## Given problem
Can you transcribe every entry word for word, skipping the images?

Dataset items:
····················
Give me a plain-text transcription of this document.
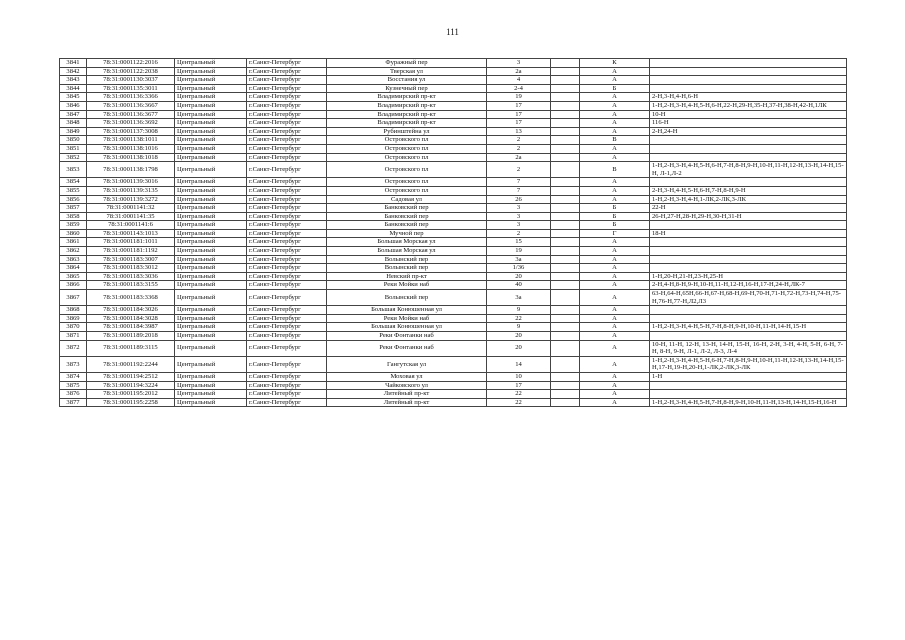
111
3841	78:31:0001122:2016	Центральный	г.Санкт-Петербург	Фуражный пер	3		К	
3842	78:31:0001122:2038	Центральный	г.Санкт-Петербург	Тверская ул	2а		А	
3843	78:31:0001130:3037	Центральный	г.Санкт-Петербург	Восстания ул	4		А	
3844	78:31:0001135:3011	Центральный	г.Санкт-Петербург	Кузнечный пер	2-4		Б	
3845	78:31:0001136:3366	Центральный	г.Санкт-Петербург	Владимирский пр-кт	19		А	2-Н,3-Н,4-Н,6-Н
3846	78:31:0001136:3667	Центральный	г.Санкт-Петербург	Владимирский пр-кт	17		А	1-Н,2-Н,3-Н,4-Н,5-Н,6-Н,22-Н,29-Н,35-Н,37-Н,38-Н,42-Н,1ЛК
3847	78:31:0001136:3677	Центральный	г.Санкт-Петербург	Владимирский пр-кт	17		А	10-Н
3848	78:31:0001136:3692	Центральный	г.Санкт-Петербург	Владимирский пр-кт	17		А	116-Н
3849	78:31:0001137:3008	Центральный	г.Санкт-Петербург	Рубинштейна ул	13		А	2-Н,24-Н
3850	78:31:0001138:1011	Центральный	г.Санкт-Петербург	Островского пл	2		В	
3851	78:31:0001138:1016	Центральный	г.Санкт-Петербург	Островского пл	2		А	
3852	78:31:0001138:1018	Центральный	г.Санкт-Петербург	Островского пл	2а		А	
3853	78:31:0001138:1798	Центральный	г.Санкт-Петербург	Островского пл	2		В	1-Н,2-Н,3-Н,4-Н,5-Н,6-Н,7-Н,8-Н,9-Н,10-Н,11-Н,12-Н,13-Н,14-Н,15-Н, Л-1,Л-2
3854	78:31:0001139:3016	Центральный	г.Санкт-Петербург	Островского пл	7		А	
3855	78:31:0001139:3135	Центральный	г.Санкт-Петербург	Островского пл	7		А	2-Н,3-Н,4-Н,5-Н,6-Н,7-Н,8-Н,9-Н
3856	78:31:0001139:3272	Центральный	г.Санкт-Петербург	Садовая ул	26		А	1-Н,2-Н,3-Н,4-Н,1-ЛК,2-ЛК,3-ЛК
3857	78:31:0001141:32	Центральный	г.Санкт-Петербург	Банковский пер	3		Б	22-Н
3858	78:31:0001141:35	Центральный	г.Санкт-Петербург	Банковский пер	3		Б	26-Н,27-Н,28-Н,29-Н,30-Н,31-Н
3859	78:31:0001141:6	Центральный	г.Санкт-Петербург	Банковский пер	3		Б	
3860	78:31:0001143:1013	Центральный	г.Санкт-Петербург	Мучной пер	2		Г	18-Н
3861	78:31:0001181:1011	Центральный	г.Санкт-Петербург	Большая Морская ул	15		А	
3862	78:31:0001181:1192	Центральный	г.Санкт-Петербург	Большая Морская ул	19		А	
3863	78:31:0001183:3007	Центральный	г.Санкт-Петербург	Волынский пер	3а		А	
3864	78:31:0001183:3012	Центральный	г.Санкт-Петербург	Волынский пер	1/36		А	
3865	78:31:0001183:3036	Центральный	г.Санкт-Петербург	Невский пр-кт	20		А	1-Н,20-Н,21-Н,23-Н,25-Н
3866	78:31:0001183:3155	Центральный	г.Санкт-Петербург	Реки Мойки наб	40		А	2-Н,4-Н,8-Н,9-Н,10-Н,11-Н,12-Н,16-Н,17-Н,24-Н,ЛК-7
3867	78:31:0001183:3368	Центральный	г.Санкт-Петербург	Волынский пер	3а		А	63-Н,64-Н,65Н,66-Н,67-Н,68-Н,69-Н,70-Н,71-Н,72-Н,73-Н,74-Н,75-Н,76-Н,77-Н,Л2,Л3
3868	78:31:0001184:3026	Центральный	г.Санкт-Петербург	Большая Конюшенная ул	9		А	
3869	78:31:0001184:3028	Центральный	г.Санкт-Петербург	Реки Мойки наб	22		А	
3870	78:31:0001184:3987	Центральный	г.Санкт-Петербург	Большая Конюшенная ул	9		А	1-Н,2-Н,3-Н,4-Н,5-Н,7-Н,8-Н,9-Н,10-Н,11-Н,14-Н,15-Н
3871	78:31:0001189:2018	Центральный	г.Санкт-Петербург	Реки Фонтанки наб	20		А	
3872	78:31:0001189:3115	Центральный	г.Санкт-Петербург	Реки Фонтанки наб	20		А	10-Н, 11-Н, 12-Н, 13-Н, 14-Н, 15-Н, 16-Н, 2-Н, 3-Н, 4-Н, 5-Н, 6-Н, 7-Н, 8-Н, 9-Н, Л-1, Л-2, Л-3, Л-4
3873	78:31:0001192:2244	Центральный	г.Санкт-Петербург	Гангутская ул	14		А	1-Н,2-Н,3-Н,4-Н,5-Н,6-Н,7-Н,8-Н,9-Н,10-Н,11-Н,12-Н,13-Н,14-Н,15-Н,17-Н,19-Н,20-Н,1-ЛК,2-ЛК,3-ЛК
3874	78:31:0001194:2512	Центральный	г.Санкт-Петербург	Моховая ул	10		А	1-Н
3875	78:31:0001194:3224	Центральный	г.Санкт-Петербург	Чайковского ул	17		А	
3876	78:31:0001195:2012	Центральный	г.Санкт-Петербург	Литейный пр-кт	22		А	
3877	78:31:0001195:2258	Центральный	г.Санкт-Петербург	Литейный пр-кт	22		А	1-Н,2-Н,3-Н,4-Н,5-Н,7-Н,8-Н,9-Н,10-Н,11-Н,13-Н,14-Н,15-Н,16-Н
····················
## Answer to the task
Give me a plain-text transcription of this document.
111
3841	78:31:0001122:2016	Центральный	г.Санкт-Петербург	Фуражный пер	3		К	
3842	78:31:0001122:2038	Центральный	г.Санкт-Петербург	Тверская ул	2а		А	
3843	78:31:0001130:3037	Центральный	г.Санкт-Петербург	Восстания ул	4		А	
3844	78:31:0001135:3011	Центральный	г.Санкт-Петербург	Кузнечный пер	2-4		Б	
3845	78:31:0001136:3366	Центральный	г.Санкт-Петербург	Владимирский пр-кт	19		А	2-Н,3-Н,4-Н,6-Н
3846	78:31:0001136:3667	Центральный	г.Санкт-Петербург	Владимирский пр-кт	17		А	1-Н,2-Н,3-Н,4-Н,5-Н,6-Н,22-Н,29-Н,35-Н,37-Н,38-Н,42-Н,1ЛК
3847	78:31:0001136:3677	Центральный	г.Санкт-Петербург	Владимирский пр-кт	17		А	10-Н
3848	78:31:0001136:3692	Центральный	г.Санкт-Петербург	Владимирский пр-кт	17		А	116-Н
3849	78:31:0001137:3008	Центральный	г.Санкт-Петербург	Рубинштейна ул	13		А	2-Н,24-Н
3850	78:31:0001138:1011	Центральный	г.Санкт-Петербург	Островского пл	2		В	
3851	78:31:0001138:1016	Центральный	г.Санкт-Петербург	Островского пл	2		А	
3852	78:31:0001138:1018	Центральный	г.Санкт-Петербург	Островского пл	2а		А	
3853	78:31:0001138:1798	Центральный	г.Санкт-Петербург	Островского пл	2		В	1-Н,2-Н,3-Н,4-Н,5-Н,6-Н,7-Н,8-Н,9-Н,10-Н,11-Н,12-Н,13-Н,14-Н,15-Н, Л-1,Л-2
3854	78:31:0001139:3016	Центральный	г.Санкт-Петербург	Островского пл	7		А	
3855	78:31:0001139:3135	Центральный	г.Санкт-Петербург	Островского пл	7		А	2-Н,3-Н,4-Н,5-Н,6-Н,7-Н,8-Н,9-Н
3856	78:31:0001139:3272	Центральный	г.Санкт-Петербург	Садовая ул	26		А	1-Н,2-Н,3-Н,4-Н,1-ЛК,2-ЛК,3-ЛК
3857	78:31:0001141:32	Центральный	г.Санкт-Петербург	Банковский пер	3		Б	22-Н
3858	78:31:0001141:35	Центральный	г.Санкт-Петербург	Банковский пер	3		Б	26-Н,27-Н,28-Н,29-Н,30-Н,31-Н
3859	78:31:0001141:6	Центральный	г.Санкт-Петербург	Банковский пер	3		Б	
3860	78:31:0001143:1013	Центральный	г.Санкт-Петербург	Мучной пер	2		Г	18-Н
3861	78:31:0001181:1011	Центральный	г.Санкт-Петербург	Большая Морская ул	15		А	
3862	78:31:0001181:1192	Центральный	г.Санкт-Петербург	Большая Морская ул	19		А	
3863	78:31:0001183:3007	Центральный	г.Санкт-Петербург	Волынский пер	3а		А	
3864	78:31:0001183:3012	Центральный	г.Санкт-Петербург	Волынский пер	1/36		А	
3865	78:31:0001183:3036	Центральный	г.Санкт-Петербург	Невский пр-кт	20		А	1-Н,20-Н,21-Н,23-Н,25-Н
3866	78:31:0001183:3155	Центральный	г.Санкт-Петербург	Реки Мойки наб	40		А	2-Н,4-Н,8-Н,9-Н,10-Н,11-Н,12-Н,16-Н,17-Н,24-Н,ЛК-7
3867	78:31:0001183:3368	Центральный	г.Санкт-Петербург	Волынский пер	3а		А	63-Н,64-Н,65Н,66-Н,67-Н,68-Н,69-Н,70-Н,71-Н,72-Н,73-Н,74-Н,75-Н,76-Н,77-Н,Л2,Л3
3868	78:31:0001184:3026	Центральный	г.Санкт-Петербург	Большая Конюшенная ул	9		А	
3869	78:31:0001184:3028	Центральный	г.Санкт-Петербург	Реки Мойки наб	22		А	
3870	78:31:0001184:3987	Центральный	г.Санкт-Петербург	Большая Конюшенная ул	9		А	1-Н,2-Н,3-Н,4-Н,5-Н,7-Н,8-Н,9-Н,10-Н,11-Н,14-Н,15-Н
3871	78:31:0001189:2018	Центральный	г.Санкт-Петербург	Реки Фонтанки наб	20		А	
3872	78:31:0001189:3115	Центральный	г.Санкт-Петербург	Реки Фонтанки наб	20		А	10-Н, 11-Н, 12-Н, 13-Н, 14-Н, 15-Н, 16-Н, 2-Н, 3-Н, 4-Н, 5-Н, 6-Н, 7-Н, 8-Н, 9-Н, Л-1, Л-2, Л-3, Л-4
3873	78:31:0001192:2244	Центральный	г.Санкт-Петербург	Гангутская ул	14		А	1-Н,2-Н,3-Н,4-Н,5-Н,6-Н,7-Н,8-Н,9-Н,10-Н,11-Н,12-Н,13-Н,14-Н,15-Н,17-Н,19-Н,20-Н,1-ЛК,2-ЛК,3-ЛК
3874	78:31:0001194:2512	Центральный	г.Санкт-Петербург	Моховая ул	10		А	1-Н
3875	78:31:0001194:3224	Центральный	г.Санкт-Петербург	Чайковского ул	17		А	
3876	78:31:0001195:2012	Центральный	г.Санкт-Петербург	Литейный пр-кт	22		А	
3877	78:31:0001195:2258	Центральный	г.Санкт-Петербург	Литейный пр-кт	22		А	1-Н,2-Н,3-Н,4-Н,5-Н,7-Н,8-Н,9-Н,10-Н,11-Н,13-Н,14-Н,15-Н,16-Н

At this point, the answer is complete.